_WHAT NEEDS TO BE DONE_: Present the following data again exactly as it is shown.

_INPUT_:
^^^^
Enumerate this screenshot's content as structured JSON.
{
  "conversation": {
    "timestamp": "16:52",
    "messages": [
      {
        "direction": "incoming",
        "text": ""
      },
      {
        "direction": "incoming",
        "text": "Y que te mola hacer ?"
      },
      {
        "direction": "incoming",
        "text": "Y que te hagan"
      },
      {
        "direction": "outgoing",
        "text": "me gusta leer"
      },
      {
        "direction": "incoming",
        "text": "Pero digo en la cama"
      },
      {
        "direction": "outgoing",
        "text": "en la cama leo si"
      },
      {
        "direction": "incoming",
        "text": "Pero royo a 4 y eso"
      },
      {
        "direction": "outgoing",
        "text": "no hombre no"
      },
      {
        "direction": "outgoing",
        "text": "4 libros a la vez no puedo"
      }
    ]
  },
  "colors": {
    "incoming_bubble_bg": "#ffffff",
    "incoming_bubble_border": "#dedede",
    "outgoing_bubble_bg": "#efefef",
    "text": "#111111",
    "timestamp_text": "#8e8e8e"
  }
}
^^^^
_WORKED ANSWER_:
Enumerate this screenshot's content as structured JSON.
{
  "conversation": {
    "timestamp": "16:52",
    "messages": [
      {
        "direction": "incoming",
        "text": ""
      },
      {
        "direction": "incoming",
        "text": "Y que te mola hacer ?"
      },
      {
        "direction": "incoming",
        "text": "Y que te hagan"
      },
      {
        "direction": "outgoing",
        "text": "me gusta leer"
      },
      {
        "direction": "incoming",
        "text": "Pero digo en la cama"
      },
      {
        "direction": "outgoing",
        "text": "en la cama leo si"
      },
      {
        "direction": "incoming",
        "text": "Pero royo a 4 y eso"
      },
      {
        "direction": "outgoing",
        "text": "no hombre no"
      },
      {
        "direction": "outgoing",
        "text": "4 libros a la vez no puedo"
      }
    ]
  },
  "colors": {
    "incoming_bubble_bg": "#ffffff",
    "incoming_bubble_border": "#dedede",
    "outgoing_bubble_bg": "#efefef",
    "text": "#111111",
    "timestamp_text": "#8e8e8e"
  }
}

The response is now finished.